_What the exercise asks_
Omit images. Retype all entries verbatim.

------ Entries supplied

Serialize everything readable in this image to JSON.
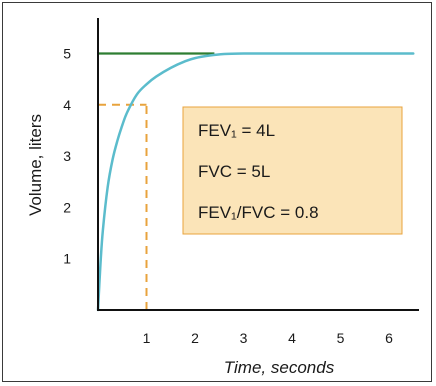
{
  "chart_data": {
    "type": "line",
    "xlabel": "Time, seconds",
    "ylabel": "Volume, liters",
    "xlim": [
      0,
      6.5
    ],
    "ylim": [
      0,
      5.5
    ],
    "x_ticks": [
      "1",
      "2",
      "3",
      "4",
      "5",
      "6"
    ],
    "y_ticks": [
      "1",
      "2",
      "3",
      "4",
      "5"
    ],
    "grid": false,
    "series": [
      {
        "color": "#5bbccc",
        "x": [
          0,
          0.05,
          0.1,
          0.2,
          0.3,
          0.4,
          0.5,
          0.6,
          0.8,
          1.0,
          1.2,
          1.5,
          1.8,
          2.0,
          2.3,
          2.6,
          3.0,
          3.5,
          4.0,
          5.0,
          6.0,
          6.5
        ],
        "y": [
          0,
          0.88,
          1.55,
          2.4,
          2.93,
          3.3,
          3.6,
          3.85,
          4.2,
          4.4,
          4.55,
          4.72,
          4.85,
          4.91,
          4.96,
          4.99,
          5.0,
          5.0,
          5.0,
          5.0,
          5.0,
          5.0
        ]
      }
    ],
    "reference_lines": [
      {
        "kind": "horizontal",
        "y": 5.0,
        "x_from": 0,
        "x_to": 2.4,
        "color": "#2e7d32",
        "style": "solid"
      },
      {
        "kind": "horizontal",
        "y": 4.0,
        "x_from": 0,
        "x_to": 1.0,
        "color": "#e8a33d",
        "style": "dashed"
      },
      {
        "kind": "vertical",
        "x": 1.0,
        "y_from": 0,
        "y_to": 4.0,
        "color": "#e8a33d",
        "style": "dashed"
      }
    ],
    "annotation_box": {
      "background": "#fbe4b8",
      "border": "#e8a33d",
      "lines": [
        "FEV₁ = 4L",
        "FVC = 5L",
        "FEV₁/FVC = 0.8"
      ]
    }
  }
}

------------

_Result of this exercise_
Serialize everything readable in this image to JSON.
{
  "chart_data": {
    "type": "line",
    "xlabel": "Time, seconds",
    "ylabel": "Volume, liters",
    "xlim": [
      0,
      6.5
    ],
    "ylim": [
      0,
      5.5
    ],
    "x_ticks": [
      "1",
      "2",
      "3",
      "4",
      "5",
      "6"
    ],
    "y_ticks": [
      "1",
      "2",
      "3",
      "4",
      "5"
    ],
    "grid": false,
    "series": [
      {
        "color": "#5bbccc",
        "x": [
          0,
          0.05,
          0.1,
          0.2,
          0.3,
          0.4,
          0.5,
          0.6,
          0.8,
          1.0,
          1.2,
          1.5,
          1.8,
          2.0,
          2.3,
          2.6,
          3.0,
          3.5,
          4.0,
          5.0,
          6.0,
          6.5
        ],
        "y": [
          0,
          0.88,
          1.55,
          2.4,
          2.93,
          3.3,
          3.6,
          3.85,
          4.2,
          4.4,
          4.55,
          4.72,
          4.85,
          4.91,
          4.96,
          4.99,
          5.0,
          5.0,
          5.0,
          5.0,
          5.0,
          5.0
        ]
      }
    ],
    "reference_lines": [
      {
        "kind": "horizontal",
        "y": 5.0,
        "x_from": 0,
        "x_to": 2.4,
        "color": "#2e7d32",
        "style": "solid"
      },
      {
        "kind": "horizontal",
        "y": 4.0,
        "x_from": 0,
        "x_to": 1.0,
        "color": "#e8a33d",
        "style": "dashed"
      },
      {
        "kind": "vertical",
        "x": 1.0,
        "y_from": 0,
        "y_to": 4.0,
        "color": "#e8a33d",
        "style": "dashed"
      }
    ],
    "annotation_box": {
      "background": "#fbe4b8",
      "border": "#e8a33d",
      "lines": [
        "FEV₁ = 4L",
        "FVC = 5L",
        "FEV₁/FVC = 0.8"
      ]
    }
  }
}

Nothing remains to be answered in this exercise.